[Rows from a figure dataset]
%%

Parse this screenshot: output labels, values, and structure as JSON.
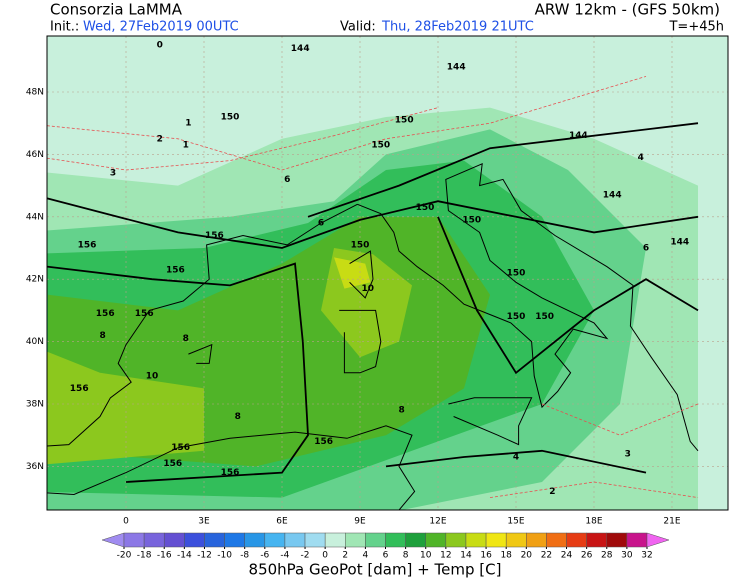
{
  "header": {
    "title": "Consorzia LaMMA",
    "model": "ARW 12km - (GFS 50km)",
    "init_label": "Init.:",
    "init_time": "Wed, 27Feb2019 00UTC",
    "valid_label": "Valid:",
    "valid_time": "Thu, 28Feb2019 21UTC",
    "lead": "T=+45h"
  },
  "map": {
    "lat_labels": [
      "48N",
      "46N",
      "44N",
      "42N",
      "40N",
      "38N",
      "36N"
    ],
    "lon_labels": [
      "0",
      "3E",
      "6E",
      "9E",
      "12E",
      "15E",
      "18E",
      "21E"
    ],
    "contour_labels": [
      "150",
      "150",
      "150",
      "150",
      "150",
      "150",
      "150",
      "150",
      "150",
      "144",
      "144",
      "144",
      "144",
      "144",
      "156",
      "156",
      "156",
      "156",
      "156",
      "156",
      "156",
      "156",
      "156",
      "156",
      "1",
      "1",
      "2",
      "2",
      "3",
      "3",
      "4",
      "4",
      "6",
      "6",
      "6",
      "8",
      "8",
      "8",
      "8",
      "10",
      "10",
      "0"
    ]
  },
  "colorbar": {
    "ticks": [
      -20,
      -18,
      -16,
      -14,
      -12,
      -10,
      -8,
      -6,
      -4,
      -2,
      0,
      2,
      4,
      6,
      8,
      10,
      12,
      14,
      16,
      18,
      20,
      22,
      24,
      26,
      28,
      30,
      32
    ],
    "colors": [
      "#a08cf0",
      "#8c78e6",
      "#7864dc",
      "#6450d2",
      "#3c50dc",
      "#2864dc",
      "#1e78e6",
      "#2896e6",
      "#46b4f0",
      "#78c8f0",
      "#a0dcf0",
      "#c8f0dc",
      "#a0e6b4",
      "#64d28c",
      "#32be5a",
      "#1ea03c",
      "#50b428",
      "#8cc81e",
      "#c8dc14",
      "#f0e614",
      "#f0c814",
      "#f0a014",
      "#f06e14",
      "#e63c14",
      "#c81414",
      "#a00a0a",
      "#c8148c",
      "#f064f0"
    ],
    "caption": "850hPa GeoPot [dam] + Temp [C]"
  }
}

%%

Quote everything in the listing above exactly; pictures are the only thing to omit.

Parse this screenshot: output labels, values, and structure as JSON.
{
  "header": {
    "title": "Consorzia LaMMA",
    "model": "ARW 12km - (GFS 50km)",
    "init_label": "Init.:",
    "init_time": "Wed, 27Feb2019 00UTC",
    "valid_label": "Valid:",
    "valid_time": "Thu, 28Feb2019 21UTC",
    "lead": "T=+45h"
  },
  "map": {
    "lat_labels": [
      "48N",
      "46N",
      "44N",
      "42N",
      "40N",
      "38N",
      "36N"
    ],
    "lon_labels": [
      "0",
      "3E",
      "6E",
      "9E",
      "12E",
      "15E",
      "18E",
      "21E"
    ],
    "contour_labels": [
      "150",
      "150",
      "150",
      "150",
      "150",
      "150",
      "150",
      "150",
      "150",
      "144",
      "144",
      "144",
      "144",
      "144",
      "156",
      "156",
      "156",
      "156",
      "156",
      "156",
      "156",
      "156",
      "156",
      "156",
      "1",
      "1",
      "2",
      "2",
      "3",
      "3",
      "4",
      "4",
      "6",
      "6",
      "6",
      "8",
      "8",
      "8",
      "8",
      "10",
      "10",
      "0"
    ]
  },
  "colorbar": {
    "ticks": [
      -20,
      -18,
      -16,
      -14,
      -12,
      -10,
      -8,
      -6,
      -4,
      -2,
      0,
      2,
      4,
      6,
      8,
      10,
      12,
      14,
      16,
      18,
      20,
      22,
      24,
      26,
      28,
      30,
      32
    ],
    "colors": [
      "#a08cf0",
      "#8c78e6",
      "#7864dc",
      "#6450d2",
      "#3c50dc",
      "#2864dc",
      "#1e78e6",
      "#2896e6",
      "#46b4f0",
      "#78c8f0",
      "#a0dcf0",
      "#c8f0dc",
      "#a0e6b4",
      "#64d28c",
      "#32be5a",
      "#1ea03c",
      "#50b428",
      "#8cc81e",
      "#c8dc14",
      "#f0e614",
      "#f0c814",
      "#f0a014",
      "#f06e14",
      "#e63c14",
      "#c81414",
      "#a00a0a",
      "#c8148c",
      "#f064f0"
    ],
    "caption": "850hPa GeoPot [dam] + Temp [C]"
  }
}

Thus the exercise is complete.